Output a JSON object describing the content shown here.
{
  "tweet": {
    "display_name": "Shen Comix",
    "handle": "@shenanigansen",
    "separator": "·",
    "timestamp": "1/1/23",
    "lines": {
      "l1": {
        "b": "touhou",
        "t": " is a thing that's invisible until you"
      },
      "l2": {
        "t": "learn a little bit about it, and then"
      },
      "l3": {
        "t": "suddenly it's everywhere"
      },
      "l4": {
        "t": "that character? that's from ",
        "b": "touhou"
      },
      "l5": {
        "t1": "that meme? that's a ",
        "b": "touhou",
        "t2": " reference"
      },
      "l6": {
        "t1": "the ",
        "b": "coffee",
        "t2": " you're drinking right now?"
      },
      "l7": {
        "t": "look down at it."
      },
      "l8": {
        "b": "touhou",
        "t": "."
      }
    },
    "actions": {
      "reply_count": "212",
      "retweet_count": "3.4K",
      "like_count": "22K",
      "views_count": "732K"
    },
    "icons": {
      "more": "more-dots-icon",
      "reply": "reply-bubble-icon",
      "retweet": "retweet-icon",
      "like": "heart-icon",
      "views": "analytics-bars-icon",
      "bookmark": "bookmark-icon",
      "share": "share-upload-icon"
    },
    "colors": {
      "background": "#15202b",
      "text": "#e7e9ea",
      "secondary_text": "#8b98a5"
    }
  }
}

Task goal: Copy each entry exactly, with nothing added or dropped.

Task answer:
Output a JSON object describing the content shown here.
{
  "tweet": {
    "display_name": "Shen Comix",
    "handle": "@shenanigansen",
    "separator": "·",
    "timestamp": "1/1/23",
    "lines": {
      "l1": {
        "b": "touhou",
        "t": " is a thing that's invisible until you"
      },
      "l2": {
        "t": "learn a little bit about it, and then"
      },
      "l3": {
        "t": "suddenly it's everywhere"
      },
      "l4": {
        "t": "that character? that's from ",
        "b": "touhou"
      },
      "l5": {
        "t1": "that meme? that's a ",
        "b": "touhou",
        "t2": " reference"
      },
      "l6": {
        "t1": "the ",
        "b": "coffee",
        "t2": " you're drinking right now?"
      },
      "l7": {
        "t": "look down at it."
      },
      "l8": {
        "b": "touhou",
        "t": "."
      }
    },
    "actions": {
      "reply_count": "212",
      "retweet_count": "3.4K",
      "like_count": "22K",
      "views_count": "732K"
    },
    "icons": {
      "more": "more-dots-icon",
      "reply": "reply-bubble-icon",
      "retweet": "retweet-icon",
      "like": "heart-icon",
      "views": "analytics-bars-icon",
      "bookmark": "bookmark-icon",
      "share": "share-upload-icon"
    },
    "colors": {
      "background": "#15202b",
      "text": "#e7e9ea",
      "secondary_text": "#8b98a5"
    }
  }
}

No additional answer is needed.